** start of Provided data **

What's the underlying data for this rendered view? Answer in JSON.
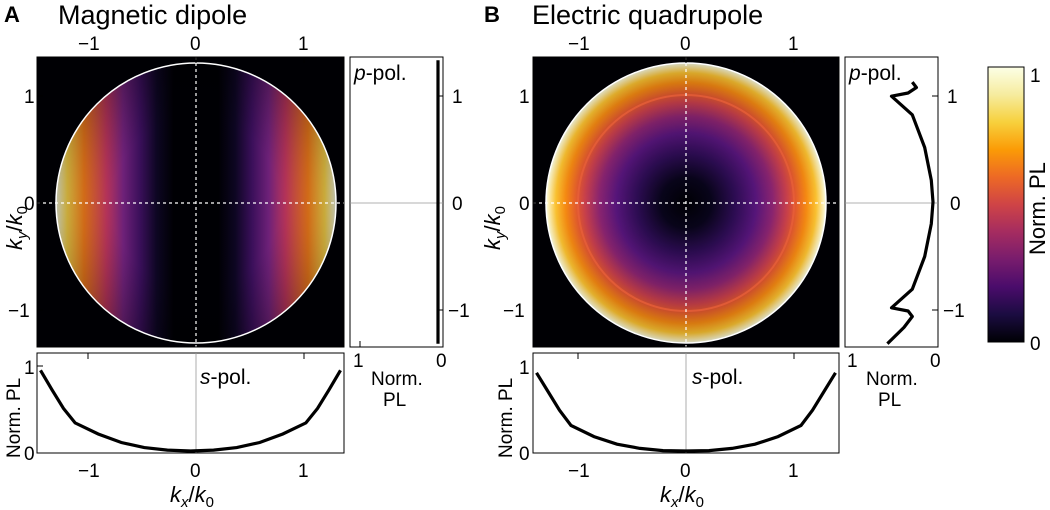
{
  "panels": [
    {
      "letter": "A",
      "title": "Magnetic dipole",
      "p_pol_label": "-pol.",
      "s_pol_label": "-pol.",
      "p_letter": "p",
      "s_letter": "s"
    },
    {
      "letter": "B",
      "title": "Electric quadrupole",
      "p_pol_label": "-pol.",
      "s_pol_label": "-pol.",
      "p_letter": "p",
      "s_letter": "s"
    }
  ],
  "axis_labels": {
    "k_main": "k",
    "x_sub": "x",
    "y_sub": "y",
    "zero_sub": "0",
    "slash": "/",
    "norm": "Norm.",
    "pl": "PL",
    "norm_pl": "Norm. PL"
  },
  "colorbar": {
    "label": "Norm. PL",
    "min_label": "0",
    "max_label": "1",
    "colormap": "inferno"
  },
  "chart_data": [
    {
      "type": "heatmap",
      "title": "Magnetic dipole",
      "xlabel": "kx/k0",
      "ylabel": "ky/k0",
      "xlim": [
        -1.33,
        1.33
      ],
      "ylim": [
        -1.33,
        1.33
      ],
      "xticks": [
        -1,
        0,
        1
      ],
      "yticks": [
        -1,
        0,
        1
      ],
      "aperture_radius": 1.3,
      "pattern": "magnetic-dipole",
      "s_pol_cut": {
        "xlabel": "kx/k0",
        "ylabel": "Norm. PL",
        "x": [
          -1.3,
          -1.2,
          -1.1,
          -1.0,
          -0.8,
          -0.6,
          -0.4,
          -0.2,
          0,
          0.2,
          0.4,
          0.6,
          0.8,
          1.0,
          1.1,
          1.2,
          1.3
        ],
        "y": [
          0.95,
          0.72,
          0.5,
          0.33,
          0.2,
          0.1,
          0.04,
          0.01,
          0.0,
          0.01,
          0.04,
          0.1,
          0.2,
          0.33,
          0.5,
          0.72,
          0.95
        ],
        "ylim": [
          0,
          1
        ]
      },
      "p_pol_cut": {
        "xlabel": "Norm. PL",
        "ylabel": "ky/k0",
        "y": [
          -1.3,
          -1.0,
          -0.5,
          0,
          0.5,
          1.0,
          1.3
        ],
        "x": [
          0.0,
          0.0,
          0.0,
          0.0,
          0.0,
          0.0,
          0.0
        ],
        "xlim": [
          1,
          0
        ]
      }
    },
    {
      "type": "heatmap",
      "title": "Electric quadrupole",
      "xlabel": "kx/k0",
      "ylabel": "ky/k0",
      "xlim": [
        -1.33,
        1.33
      ],
      "ylim": [
        -1.33,
        1.33
      ],
      "xticks": [
        -1,
        0,
        1
      ],
      "yticks": [
        -1,
        0,
        1
      ],
      "aperture_radius": 1.3,
      "pattern": "electric-quadrupole",
      "s_pol_cut": {
        "xlabel": "kx/k0",
        "ylabel": "Norm. PL",
        "x": [
          -1.3,
          -1.2,
          -1.1,
          -1.0,
          -0.8,
          -0.6,
          -0.4,
          -0.2,
          0,
          0.2,
          0.4,
          0.6,
          0.8,
          1.0,
          1.1,
          1.2,
          1.3
        ],
        "y": [
          0.92,
          0.7,
          0.48,
          0.3,
          0.17,
          0.08,
          0.03,
          0.005,
          0.0,
          0.005,
          0.03,
          0.08,
          0.17,
          0.3,
          0.48,
          0.7,
          0.92
        ],
        "ylim": [
          0,
          1
        ]
      },
      "p_pol_cut": {
        "xlabel": "Norm. PL",
        "ylabel": "ky/k0",
        "y": [
          -1.3,
          -1.15,
          -1.05,
          -1.0,
          -0.97,
          -0.8,
          -0.5,
          -0.2,
          0,
          0.2,
          0.5,
          0.8,
          0.97,
          1.0,
          1.05,
          1.1
        ],
        "x": [
          0.55,
          0.35,
          0.25,
          0.3,
          0.5,
          0.25,
          0.1,
          0.02,
          0.0,
          0.02,
          0.1,
          0.25,
          0.5,
          0.3,
          0.2,
          0.25
        ],
        "xlim": [
          1,
          0
        ]
      }
    }
  ]
}
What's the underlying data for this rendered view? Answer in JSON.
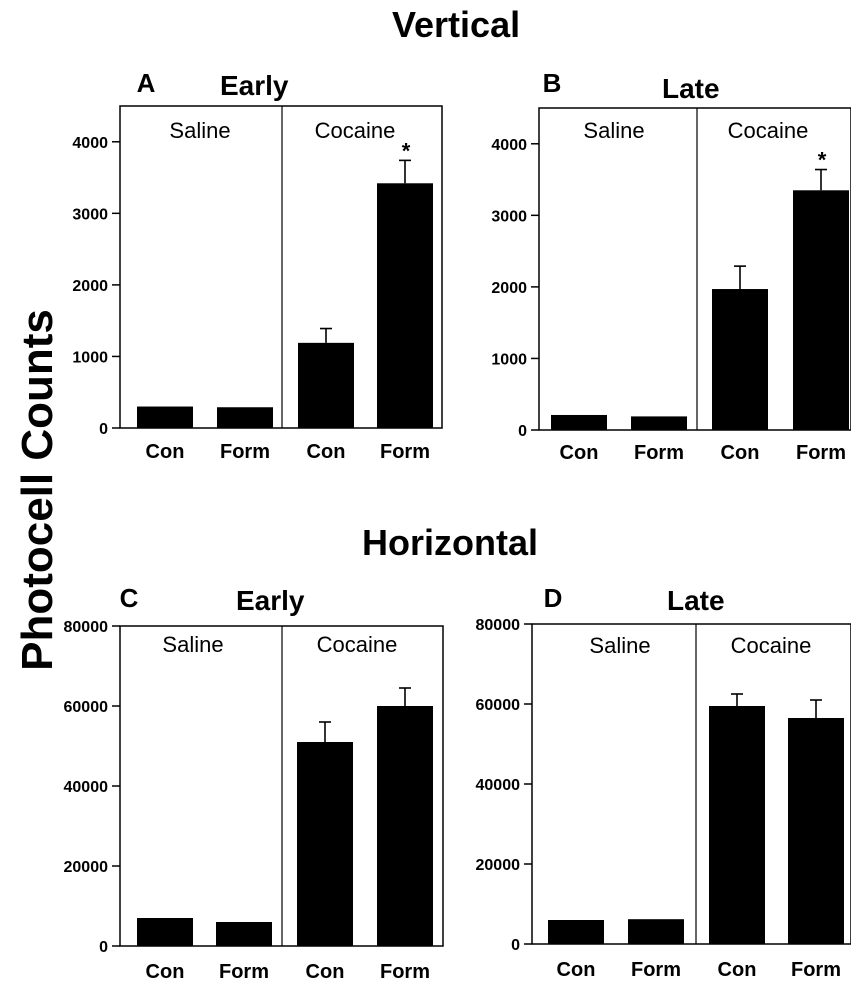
{
  "sections": {
    "vertical_title": "Vertical",
    "horizontal_title": "Horizontal"
  },
  "ylabel": "Photocell Counts",
  "chart_data": [
    {
      "type": "bar",
      "letter": "A",
      "title": "Early",
      "groups": [
        "Saline",
        "Cocaine"
      ],
      "categories": [
        "Con",
        "Form",
        "Con",
        "Form"
      ],
      "values": [
        300,
        290,
        1190,
        3420
      ],
      "errors": [
        0,
        0,
        200,
        320
      ],
      "significant": [
        false,
        false,
        false,
        true
      ],
      "sig_symbol": "*",
      "ylim": [
        0,
        4500
      ],
      "yticks": [
        0,
        1000,
        2000,
        3000,
        4000
      ],
      "ytick_labels": [
        "0",
        "1000",
        "2000",
        "3000",
        "4000"
      ]
    },
    {
      "type": "bar",
      "letter": "B",
      "title": "Late",
      "groups": [
        "Saline",
        "Cocaine"
      ],
      "categories": [
        "Con",
        "Form",
        "Con",
        "Form"
      ],
      "values": [
        210,
        190,
        1970,
        3350
      ],
      "errors": [
        0,
        0,
        320,
        290
      ],
      "significant": [
        false,
        false,
        false,
        true
      ],
      "sig_symbol": "*",
      "ylim": [
        0,
        4500
      ],
      "yticks": [
        0,
        1000,
        2000,
        3000,
        4000
      ],
      "ytick_labels": [
        "0",
        "1000",
        "2000",
        "3000",
        "4000"
      ]
    },
    {
      "type": "bar",
      "letter": "C",
      "title": "Early",
      "groups": [
        "Saline",
        "Cocaine"
      ],
      "categories": [
        "Con",
        "Form",
        "Con",
        "Form"
      ],
      "values": [
        7000,
        6000,
        51000,
        60000
      ],
      "errors": [
        0,
        0,
        5000,
        4500
      ],
      "significant": [
        false,
        false,
        false,
        false
      ],
      "sig_symbol": "*",
      "ylim": [
        0,
        80000
      ],
      "yticks": [
        0,
        20000,
        40000,
        60000,
        80000
      ],
      "ytick_labels": [
        "0",
        "20000",
        "40000",
        "60000",
        "80000"
      ]
    },
    {
      "type": "bar",
      "letter": "D",
      "title": "Late",
      "groups": [
        "Saline",
        "Cocaine"
      ],
      "categories": [
        "Con",
        "Form",
        "Con",
        "Form"
      ],
      "values": [
        6000,
        6200,
        59500,
        56500
      ],
      "errors": [
        0,
        0,
        3000,
        4500
      ],
      "significant": [
        false,
        false,
        false,
        false
      ],
      "sig_symbol": "*",
      "ylim": [
        0,
        80000
      ],
      "yticks": [
        0,
        20000,
        40000,
        60000,
        80000
      ],
      "ytick_labels": [
        "0",
        "20000",
        "40000",
        "60000",
        "80000"
      ]
    }
  ]
}
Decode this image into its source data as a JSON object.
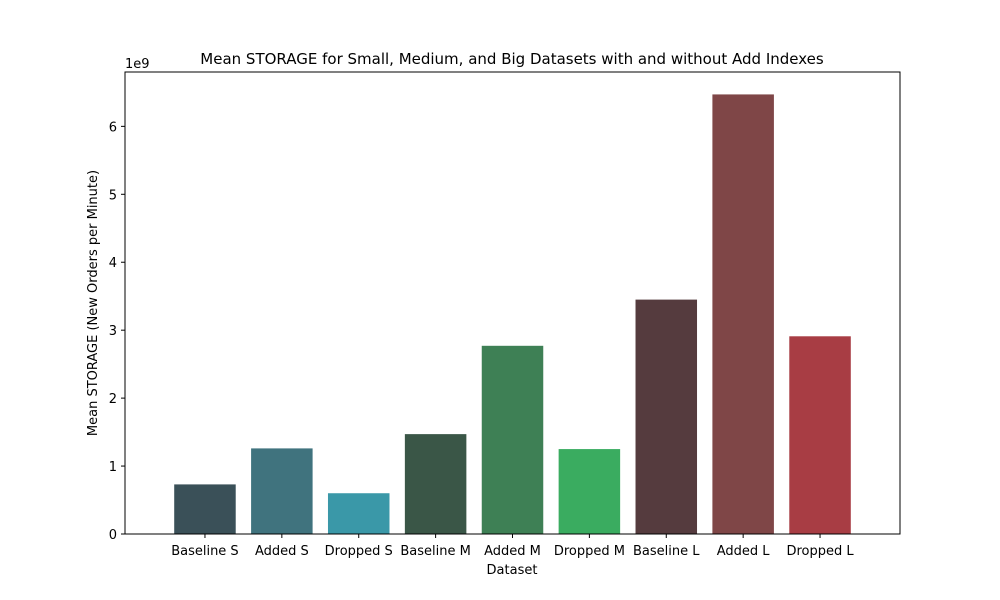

** end of Provided data **

Your task is to repeat the material above exactly, without its pictures.

What's the underlying data for this rendered view? Answer in JSON.
{
  "panels": [
    {
      "letter": "A",
      "title": "Magnetic dipole",
      "p_pol_label": "-pol.",
      "s_pol_label": "-pol.",
      "p_letter": "p",
      "s_letter": "s"
    },
    {
      "letter": "B",
      "title": "Electric quadrupole",
      "p_pol_label": "-pol.",
      "s_pol_label": "-pol.",
      "p_letter": "p",
      "s_letter": "s"
    }
  ],
  "axis_labels": {
    "k_main": "k",
    "x_sub": "x",
    "y_sub": "y",
    "zero_sub": "0",
    "slash": "/",
    "norm": "Norm.",
    "pl": "PL",
    "norm_pl": "Norm. PL"
  },
  "colorbar": {
    "label": "Norm. PL",
    "min_label": "0",
    "max_label": "1",
    "colormap": "inferno"
  },
  "chart_data": [
    {
      "type": "heatmap",
      "title": "Magnetic dipole",
      "xlabel": "kx/k0",
      "ylabel": "ky/k0",
      "xlim": [
        -1.33,
        1.33
      ],
      "ylim": [
        -1.33,
        1.33
      ],
      "xticks": [
        -1,
        0,
        1
      ],
      "yticks": [
        -1,
        0,
        1
      ],
      "aperture_radius": 1.3,
      "pattern": "magnetic-dipole",
      "s_pol_cut": {
        "xlabel": "kx/k0",
        "ylabel": "Norm. PL",
        "x": [
          -1.3,
          -1.2,
          -1.1,
          -1.0,
          -0.8,
          -0.6,
          -0.4,
          -0.2,
          0,
          0.2,
          0.4,
          0.6,
          0.8,
          1.0,
          1.1,
          1.2,
          1.3
        ],
        "y": [
          0.95,
          0.72,
          0.5,
          0.33,
          0.2,
          0.1,
          0.04,
          0.01,
          0.0,
          0.01,
          0.04,
          0.1,
          0.2,
          0.33,
          0.5,
          0.72,
          0.95
        ],
        "ylim": [
          0,
          1
        ]
      },
      "p_pol_cut": {
        "xlabel": "Norm. PL",
        "ylabel": "ky/k0",
        "y": [
          -1.3,
          -1.0,
          -0.5,
          0,
          0.5,
          1.0,
          1.3
        ],
        "x": [
          0.0,
          0.0,
          0.0,
          0.0,
          0.0,
          0.0,
          0.0
        ],
        "xlim": [
          1,
          0
        ]
      }
    },
    {
      "type": "heatmap",
      "title": "Electric quadrupole",
      "xlabel": "kx/k0",
      "ylabel": "ky/k0",
      "xlim": [
        -1.33,
        1.33
      ],
      "ylim": [
        -1.33,
        1.33
      ],
      "xticks": [
        -1,
        0,
        1
      ],
      "yticks": [
        -1,
        0,
        1
      ],
      "aperture_radius": 1.3,
      "pattern": "electric-quadrupole",
      "s_pol_cut": {
        "xlabel": "kx/k0",
        "ylabel": "Norm. PL",
        "x": [
          -1.3,
          -1.2,
          -1.1,
          -1.0,
          -0.8,
          -0.6,
          -0.4,
          -0.2,
          0,
          0.2,
          0.4,
          0.6,
          0.8,
          1.0,
          1.1,
          1.2,
          1.3
        ],
        "y": [
          0.92,
          0.7,
          0.48,
          0.3,
          0.17,
          0.08,
          0.03,
          0.005,
          0.0,
          0.005,
          0.03,
          0.08,
          0.17,
          0.3,
          0.48,
          0.7,
          0.92
        ],
        "ylim": [
          0,
          1
        ]
      },
      "p_pol_cut": {
        "xlabel": "Norm. PL",
        "ylabel": "ky/k0",
        "y": [
          -1.3,
          -1.15,
          -1.05,
          -1.0,
          -0.97,
          -0.8,
          -0.5,
          -0.2,
          0,
          0.2,
          0.5,
          0.8,
          0.97,
          1.0,
          1.05,
          1.1
        ],
        "x": [
          0.55,
          0.35,
          0.25,
          0.3,
          0.5,
          0.25,
          0.1,
          0.02,
          0.0,
          0.02,
          0.1,
          0.25,
          0.5,
          0.3,
          0.2,
          0.25
        ],
        "xlim": [
          1,
          0
        ]
      }
    }
  ]
}
What's the underlying data for this rendered view? Answer in JSON.
{
  "sections": {
    "vertical_title": "Vertical",
    "horizontal_title": "Horizontal"
  },
  "ylabel": "Photocell Counts",
  "chart_data": [
    {
      "type": "bar",
      "letter": "A",
      "title": "Early",
      "groups": [
        "Saline",
        "Cocaine"
      ],
      "categories": [
        "Con",
        "Form",
        "Con",
        "Form"
      ],
      "values": [
        300,
        290,
        1190,
        3420
      ],
      "errors": [
        0,
        0,
        200,
        320
      ],
      "significant": [
        false,
        false,
        false,
        true
      ],
      "sig_symbol": "*",
      "ylim": [
        0,
        4500
      ],
      "yticks": [
        0,
        1000,
        2000,
        3000,
        4000
      ],
      "ytick_labels": [
        "0",
        "1000",
        "2000",
        "3000",
        "4000"
      ]
    },
    {
      "type": "bar",
      "letter": "B",
      "title": "Late",
      "groups": [
        "Saline",
        "Cocaine"
      ],
      "categories": [
        "Con",
        "Form",
        "Con",
        "Form"
      ],
      "values": [
        210,
        190,
        1970,
        3350
      ],
      "errors": [
        0,
        0,
        320,
        290
      ],
      "significant": [
        false,
        false,
        false,
        true
      ],
      "sig_symbol": "*",
      "ylim": [
        0,
        4500
      ],
      "yticks": [
        0,
        1000,
        2000,
        3000,
        4000
      ],
      "ytick_labels": [
        "0",
        "1000",
        "2000",
        "3000",
        "4000"
      ]
    },
    {
      "type": "bar",
      "letter": "C",
      "title": "Early",
      "groups": [
        "Saline",
        "Cocaine"
      ],
      "categories": [
        "Con",
        "Form",
        "Con",
        "Form"
      ],
      "values": [
        7000,
        6000,
        51000,
        60000
      ],
      "errors": [
        0,
        0,
        5000,
        4500
      ],
      "significant": [
        false,
        false,
        false,
        false
      ],
      "sig_symbol": "*",
      "ylim": [
        0,
        80000
      ],
      "yticks": [
        0,
        20000,
        40000,
        60000,
        80000
      ],
      "ytick_labels": [
        "0",
        "20000",
        "40000",
        "60000",
        "80000"
      ]
    },
    {
      "type": "bar",
      "letter": "D",
      "title": "Late",
      "groups": [
        "Saline",
        "Cocaine"
      ],
      "categories": [
        "Con",
        "Form",
        "Con",
        "Form"
      ],
      "values": [
        6000,
        6200,
        59500,
        56500
      ],
      "errors": [
        0,
        0,
        3000,
        4500
      ],
      "significant": [
        false,
        false,
        false,
        false
      ],
      "sig_symbol": "*",
      "ylim": [
        0,
        80000
      ],
      "yticks": [
        0,
        20000,
        40000,
        60000,
        80000
      ],
      "ytick_labels": [
        "0",
        "20000",
        "40000",
        "60000",
        "80000"
      ]
    }
  ]
}
Decode this image into its source data as a JSON object.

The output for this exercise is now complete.